### REQUIREMENT
In the listing below, find every line containing "Cedex" and copy it out.

===== TASK DATA

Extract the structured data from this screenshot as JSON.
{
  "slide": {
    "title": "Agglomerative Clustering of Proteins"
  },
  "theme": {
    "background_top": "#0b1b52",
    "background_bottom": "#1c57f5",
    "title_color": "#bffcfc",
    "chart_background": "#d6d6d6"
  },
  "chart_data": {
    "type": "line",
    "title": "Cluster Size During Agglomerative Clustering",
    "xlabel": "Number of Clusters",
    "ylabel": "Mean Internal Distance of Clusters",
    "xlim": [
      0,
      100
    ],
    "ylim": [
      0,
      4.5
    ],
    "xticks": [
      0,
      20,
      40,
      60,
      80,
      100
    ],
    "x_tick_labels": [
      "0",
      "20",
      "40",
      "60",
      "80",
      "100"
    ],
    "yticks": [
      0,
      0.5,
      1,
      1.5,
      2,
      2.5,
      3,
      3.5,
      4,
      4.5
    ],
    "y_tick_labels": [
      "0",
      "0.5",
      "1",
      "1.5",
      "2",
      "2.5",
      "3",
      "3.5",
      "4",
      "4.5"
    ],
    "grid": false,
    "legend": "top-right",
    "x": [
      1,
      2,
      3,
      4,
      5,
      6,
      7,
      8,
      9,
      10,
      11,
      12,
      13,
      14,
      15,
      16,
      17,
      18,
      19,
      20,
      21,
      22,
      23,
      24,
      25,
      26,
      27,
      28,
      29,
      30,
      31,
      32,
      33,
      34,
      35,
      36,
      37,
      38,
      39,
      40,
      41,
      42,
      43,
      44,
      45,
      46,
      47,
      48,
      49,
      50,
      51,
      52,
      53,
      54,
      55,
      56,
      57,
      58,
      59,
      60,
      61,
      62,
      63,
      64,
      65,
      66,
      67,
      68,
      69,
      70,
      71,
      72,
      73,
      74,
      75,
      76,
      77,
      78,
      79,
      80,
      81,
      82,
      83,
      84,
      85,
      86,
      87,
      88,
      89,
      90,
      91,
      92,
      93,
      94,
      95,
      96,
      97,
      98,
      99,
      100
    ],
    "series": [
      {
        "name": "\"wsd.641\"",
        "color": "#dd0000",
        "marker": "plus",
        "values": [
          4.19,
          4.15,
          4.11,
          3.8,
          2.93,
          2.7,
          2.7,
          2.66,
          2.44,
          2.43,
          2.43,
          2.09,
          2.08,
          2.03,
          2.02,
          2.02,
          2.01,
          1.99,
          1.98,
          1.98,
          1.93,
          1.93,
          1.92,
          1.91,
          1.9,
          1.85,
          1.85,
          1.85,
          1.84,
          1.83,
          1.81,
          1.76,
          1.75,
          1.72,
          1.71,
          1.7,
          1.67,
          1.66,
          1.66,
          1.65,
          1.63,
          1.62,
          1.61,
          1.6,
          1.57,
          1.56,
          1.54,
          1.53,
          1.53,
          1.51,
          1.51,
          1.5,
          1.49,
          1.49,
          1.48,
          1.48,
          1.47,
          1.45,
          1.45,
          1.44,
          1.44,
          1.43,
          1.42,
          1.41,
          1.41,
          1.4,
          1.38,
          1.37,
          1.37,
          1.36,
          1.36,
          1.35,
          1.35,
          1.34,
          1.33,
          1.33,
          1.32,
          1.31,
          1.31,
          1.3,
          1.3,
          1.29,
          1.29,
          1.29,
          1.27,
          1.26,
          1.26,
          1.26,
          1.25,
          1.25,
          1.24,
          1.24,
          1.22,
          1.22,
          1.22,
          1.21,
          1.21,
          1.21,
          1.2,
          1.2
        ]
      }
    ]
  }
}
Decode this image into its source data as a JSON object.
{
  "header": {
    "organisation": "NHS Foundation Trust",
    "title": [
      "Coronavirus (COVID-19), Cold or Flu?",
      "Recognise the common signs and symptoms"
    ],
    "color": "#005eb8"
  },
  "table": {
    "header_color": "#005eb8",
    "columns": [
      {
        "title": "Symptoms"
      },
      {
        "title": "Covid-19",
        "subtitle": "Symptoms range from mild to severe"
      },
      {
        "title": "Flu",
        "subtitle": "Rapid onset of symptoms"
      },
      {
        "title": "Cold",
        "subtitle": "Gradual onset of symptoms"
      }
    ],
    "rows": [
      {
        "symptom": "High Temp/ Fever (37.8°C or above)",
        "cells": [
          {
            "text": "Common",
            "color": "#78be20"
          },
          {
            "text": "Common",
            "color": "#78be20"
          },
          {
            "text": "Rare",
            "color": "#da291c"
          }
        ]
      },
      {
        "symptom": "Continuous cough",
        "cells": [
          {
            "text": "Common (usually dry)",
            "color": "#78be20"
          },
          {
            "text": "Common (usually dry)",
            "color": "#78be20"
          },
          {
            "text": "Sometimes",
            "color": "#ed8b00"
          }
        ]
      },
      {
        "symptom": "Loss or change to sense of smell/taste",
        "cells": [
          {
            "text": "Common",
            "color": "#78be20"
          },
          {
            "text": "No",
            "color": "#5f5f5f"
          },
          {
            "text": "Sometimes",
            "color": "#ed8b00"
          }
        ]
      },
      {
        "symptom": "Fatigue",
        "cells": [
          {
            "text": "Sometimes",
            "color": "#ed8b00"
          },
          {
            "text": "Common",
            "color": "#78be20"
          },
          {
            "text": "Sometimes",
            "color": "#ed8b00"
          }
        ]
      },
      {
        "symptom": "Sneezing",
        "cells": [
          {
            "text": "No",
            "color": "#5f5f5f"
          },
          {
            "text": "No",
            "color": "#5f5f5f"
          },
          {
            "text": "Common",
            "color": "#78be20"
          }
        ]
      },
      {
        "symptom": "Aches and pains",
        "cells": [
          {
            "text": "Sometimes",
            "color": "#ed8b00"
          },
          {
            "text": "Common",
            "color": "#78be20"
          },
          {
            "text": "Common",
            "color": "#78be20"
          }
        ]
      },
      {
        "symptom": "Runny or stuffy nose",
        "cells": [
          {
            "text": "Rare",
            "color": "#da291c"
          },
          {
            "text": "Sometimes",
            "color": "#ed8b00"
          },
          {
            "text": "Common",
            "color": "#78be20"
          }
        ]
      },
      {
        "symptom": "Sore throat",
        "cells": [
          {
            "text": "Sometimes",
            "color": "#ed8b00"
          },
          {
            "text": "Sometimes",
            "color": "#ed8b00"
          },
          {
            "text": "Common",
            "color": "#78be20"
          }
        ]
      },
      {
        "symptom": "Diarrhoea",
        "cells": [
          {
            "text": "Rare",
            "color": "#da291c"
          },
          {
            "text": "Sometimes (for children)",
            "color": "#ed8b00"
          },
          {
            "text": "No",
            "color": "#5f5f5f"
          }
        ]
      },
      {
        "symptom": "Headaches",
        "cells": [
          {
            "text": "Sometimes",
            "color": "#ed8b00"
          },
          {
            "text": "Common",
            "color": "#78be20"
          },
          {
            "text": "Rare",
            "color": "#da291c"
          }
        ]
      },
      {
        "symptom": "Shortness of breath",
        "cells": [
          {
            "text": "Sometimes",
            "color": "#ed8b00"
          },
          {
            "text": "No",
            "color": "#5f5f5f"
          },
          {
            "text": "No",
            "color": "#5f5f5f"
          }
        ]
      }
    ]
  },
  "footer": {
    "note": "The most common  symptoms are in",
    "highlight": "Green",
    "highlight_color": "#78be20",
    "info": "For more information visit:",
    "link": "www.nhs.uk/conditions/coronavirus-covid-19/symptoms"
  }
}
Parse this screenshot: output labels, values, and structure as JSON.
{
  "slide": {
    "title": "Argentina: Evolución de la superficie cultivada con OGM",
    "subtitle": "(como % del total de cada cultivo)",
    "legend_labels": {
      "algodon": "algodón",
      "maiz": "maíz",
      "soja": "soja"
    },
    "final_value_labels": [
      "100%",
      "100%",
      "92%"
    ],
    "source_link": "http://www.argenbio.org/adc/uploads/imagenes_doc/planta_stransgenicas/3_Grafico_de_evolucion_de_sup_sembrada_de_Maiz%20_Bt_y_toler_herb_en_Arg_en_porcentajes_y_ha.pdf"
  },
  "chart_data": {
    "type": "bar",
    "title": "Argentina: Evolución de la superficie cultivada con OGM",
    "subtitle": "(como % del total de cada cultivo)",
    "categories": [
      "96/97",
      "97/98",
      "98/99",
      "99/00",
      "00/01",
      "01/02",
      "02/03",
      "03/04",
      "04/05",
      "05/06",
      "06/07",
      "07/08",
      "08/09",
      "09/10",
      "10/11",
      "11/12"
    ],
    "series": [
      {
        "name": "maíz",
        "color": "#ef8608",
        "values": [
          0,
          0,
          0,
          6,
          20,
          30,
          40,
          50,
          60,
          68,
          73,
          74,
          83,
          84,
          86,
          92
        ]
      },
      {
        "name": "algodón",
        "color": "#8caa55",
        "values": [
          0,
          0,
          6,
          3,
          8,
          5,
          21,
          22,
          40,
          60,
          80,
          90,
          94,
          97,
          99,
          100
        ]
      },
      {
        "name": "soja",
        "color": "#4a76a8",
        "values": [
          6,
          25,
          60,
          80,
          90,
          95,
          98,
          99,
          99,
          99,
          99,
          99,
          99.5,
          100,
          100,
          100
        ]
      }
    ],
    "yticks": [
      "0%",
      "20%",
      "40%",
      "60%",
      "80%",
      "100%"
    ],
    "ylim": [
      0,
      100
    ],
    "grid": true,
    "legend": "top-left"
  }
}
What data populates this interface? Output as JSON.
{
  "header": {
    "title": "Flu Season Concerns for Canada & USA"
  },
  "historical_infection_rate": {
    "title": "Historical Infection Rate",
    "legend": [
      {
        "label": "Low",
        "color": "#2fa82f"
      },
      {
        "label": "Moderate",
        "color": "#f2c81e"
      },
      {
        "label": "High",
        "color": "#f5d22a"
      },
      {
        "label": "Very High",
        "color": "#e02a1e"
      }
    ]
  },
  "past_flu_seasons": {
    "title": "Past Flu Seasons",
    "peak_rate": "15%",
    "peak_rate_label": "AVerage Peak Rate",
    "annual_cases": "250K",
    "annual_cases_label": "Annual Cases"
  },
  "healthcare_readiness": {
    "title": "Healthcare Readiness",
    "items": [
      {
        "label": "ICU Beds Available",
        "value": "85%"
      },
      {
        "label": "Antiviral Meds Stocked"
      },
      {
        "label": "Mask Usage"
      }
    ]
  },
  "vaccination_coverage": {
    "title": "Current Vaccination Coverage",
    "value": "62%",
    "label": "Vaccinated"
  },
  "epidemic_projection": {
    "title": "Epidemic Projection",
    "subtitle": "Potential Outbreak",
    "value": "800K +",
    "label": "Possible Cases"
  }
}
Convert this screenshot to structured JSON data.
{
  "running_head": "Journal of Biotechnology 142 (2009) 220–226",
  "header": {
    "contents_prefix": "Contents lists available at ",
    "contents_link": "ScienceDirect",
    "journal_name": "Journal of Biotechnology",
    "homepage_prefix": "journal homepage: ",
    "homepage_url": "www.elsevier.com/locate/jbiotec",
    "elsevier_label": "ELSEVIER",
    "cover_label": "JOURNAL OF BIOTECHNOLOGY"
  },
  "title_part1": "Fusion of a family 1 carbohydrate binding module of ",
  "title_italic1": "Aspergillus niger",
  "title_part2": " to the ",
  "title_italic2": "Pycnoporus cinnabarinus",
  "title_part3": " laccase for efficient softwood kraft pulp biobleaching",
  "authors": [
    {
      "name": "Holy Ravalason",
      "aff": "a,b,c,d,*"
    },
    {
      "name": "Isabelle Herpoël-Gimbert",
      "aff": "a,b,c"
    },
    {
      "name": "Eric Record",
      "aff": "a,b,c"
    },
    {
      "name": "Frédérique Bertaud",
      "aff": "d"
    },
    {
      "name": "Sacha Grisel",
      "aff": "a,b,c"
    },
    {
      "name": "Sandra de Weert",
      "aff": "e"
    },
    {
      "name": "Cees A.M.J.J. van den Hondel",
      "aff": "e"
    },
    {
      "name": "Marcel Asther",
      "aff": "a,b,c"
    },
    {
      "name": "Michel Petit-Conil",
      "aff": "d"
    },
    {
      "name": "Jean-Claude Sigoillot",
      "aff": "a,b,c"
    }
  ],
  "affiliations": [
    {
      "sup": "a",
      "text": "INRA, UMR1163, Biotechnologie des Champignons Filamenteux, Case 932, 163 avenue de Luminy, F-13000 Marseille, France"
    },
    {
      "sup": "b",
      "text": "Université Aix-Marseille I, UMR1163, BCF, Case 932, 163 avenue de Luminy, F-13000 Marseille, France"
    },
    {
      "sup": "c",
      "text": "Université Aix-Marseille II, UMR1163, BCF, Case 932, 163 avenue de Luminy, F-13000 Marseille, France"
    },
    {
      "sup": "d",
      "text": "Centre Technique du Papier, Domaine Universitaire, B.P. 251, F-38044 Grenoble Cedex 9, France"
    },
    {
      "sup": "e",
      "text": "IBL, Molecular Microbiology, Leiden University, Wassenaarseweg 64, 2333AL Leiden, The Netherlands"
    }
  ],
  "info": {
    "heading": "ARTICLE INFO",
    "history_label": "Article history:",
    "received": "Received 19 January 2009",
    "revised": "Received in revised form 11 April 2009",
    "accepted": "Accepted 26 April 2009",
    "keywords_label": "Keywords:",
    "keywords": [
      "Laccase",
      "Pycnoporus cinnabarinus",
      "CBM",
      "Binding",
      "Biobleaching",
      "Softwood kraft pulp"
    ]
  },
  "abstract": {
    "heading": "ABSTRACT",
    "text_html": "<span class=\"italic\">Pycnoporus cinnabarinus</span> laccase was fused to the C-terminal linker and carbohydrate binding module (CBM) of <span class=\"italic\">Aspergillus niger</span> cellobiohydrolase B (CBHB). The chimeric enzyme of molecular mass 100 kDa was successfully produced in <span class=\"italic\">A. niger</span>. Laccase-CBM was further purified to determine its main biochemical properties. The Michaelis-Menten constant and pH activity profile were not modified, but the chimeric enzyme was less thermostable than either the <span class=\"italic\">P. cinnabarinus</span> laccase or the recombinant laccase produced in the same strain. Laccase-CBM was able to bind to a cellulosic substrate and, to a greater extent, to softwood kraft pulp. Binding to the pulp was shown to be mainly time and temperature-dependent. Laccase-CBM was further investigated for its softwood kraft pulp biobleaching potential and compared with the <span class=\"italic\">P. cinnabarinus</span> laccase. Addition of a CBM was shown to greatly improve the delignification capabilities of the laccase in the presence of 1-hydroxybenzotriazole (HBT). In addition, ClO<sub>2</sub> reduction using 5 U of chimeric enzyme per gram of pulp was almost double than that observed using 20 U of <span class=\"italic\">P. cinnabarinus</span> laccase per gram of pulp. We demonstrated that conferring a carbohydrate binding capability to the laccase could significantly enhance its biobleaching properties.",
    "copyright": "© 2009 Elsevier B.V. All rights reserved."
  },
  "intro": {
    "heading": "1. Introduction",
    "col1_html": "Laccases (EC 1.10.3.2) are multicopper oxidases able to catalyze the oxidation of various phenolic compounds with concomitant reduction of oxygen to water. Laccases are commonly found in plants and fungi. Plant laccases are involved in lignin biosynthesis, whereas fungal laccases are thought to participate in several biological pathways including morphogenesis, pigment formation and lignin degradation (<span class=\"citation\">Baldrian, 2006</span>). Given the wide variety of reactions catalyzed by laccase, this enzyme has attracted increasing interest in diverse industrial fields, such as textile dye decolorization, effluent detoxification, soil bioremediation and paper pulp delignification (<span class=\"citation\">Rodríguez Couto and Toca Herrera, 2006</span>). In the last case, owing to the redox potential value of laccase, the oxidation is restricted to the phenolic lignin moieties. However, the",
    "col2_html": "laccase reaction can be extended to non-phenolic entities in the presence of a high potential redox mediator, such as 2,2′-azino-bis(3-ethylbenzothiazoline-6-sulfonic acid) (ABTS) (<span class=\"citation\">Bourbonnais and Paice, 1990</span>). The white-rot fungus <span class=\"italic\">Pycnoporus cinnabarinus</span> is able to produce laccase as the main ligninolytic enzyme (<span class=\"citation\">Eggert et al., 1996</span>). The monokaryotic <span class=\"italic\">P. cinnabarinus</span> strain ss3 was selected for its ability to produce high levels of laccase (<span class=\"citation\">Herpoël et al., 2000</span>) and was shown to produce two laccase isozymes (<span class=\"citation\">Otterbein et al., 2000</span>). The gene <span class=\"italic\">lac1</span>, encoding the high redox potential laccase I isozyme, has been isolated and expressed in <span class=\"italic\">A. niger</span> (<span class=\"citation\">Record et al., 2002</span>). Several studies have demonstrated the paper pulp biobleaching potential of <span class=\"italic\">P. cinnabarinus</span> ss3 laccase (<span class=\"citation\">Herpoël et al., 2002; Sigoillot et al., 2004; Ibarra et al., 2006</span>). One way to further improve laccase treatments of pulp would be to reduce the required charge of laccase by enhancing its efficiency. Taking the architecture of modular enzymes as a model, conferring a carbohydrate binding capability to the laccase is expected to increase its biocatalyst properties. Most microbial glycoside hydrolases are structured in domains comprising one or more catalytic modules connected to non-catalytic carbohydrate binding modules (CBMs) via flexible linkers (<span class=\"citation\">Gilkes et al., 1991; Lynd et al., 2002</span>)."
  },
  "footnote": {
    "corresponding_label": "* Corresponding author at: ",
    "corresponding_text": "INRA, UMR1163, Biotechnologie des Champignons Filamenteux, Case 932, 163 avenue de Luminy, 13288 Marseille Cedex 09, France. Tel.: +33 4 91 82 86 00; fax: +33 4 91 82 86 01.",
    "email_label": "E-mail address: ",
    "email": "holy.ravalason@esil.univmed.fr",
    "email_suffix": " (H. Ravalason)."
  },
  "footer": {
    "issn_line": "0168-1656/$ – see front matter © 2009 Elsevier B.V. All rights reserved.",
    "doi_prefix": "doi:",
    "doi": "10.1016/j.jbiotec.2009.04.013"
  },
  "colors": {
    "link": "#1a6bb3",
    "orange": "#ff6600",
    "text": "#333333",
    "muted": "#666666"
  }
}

==========

### RESULT FOR THIS TASK
      "text": "Centre Technique du Papier, Domaine Universitaire, B.P. 251, F-38044 Grenoble Cedex 9, France"
    "corresponding_text": "INRA, UMR1163, Biotechnologie des Champignons Filamenteux, Case 932, 163 avenue de Luminy, 13288 Marseille Cedex 09, France. Tel.: +33 4 91 82 86 00; fax: +33 4 91 82 86 01.",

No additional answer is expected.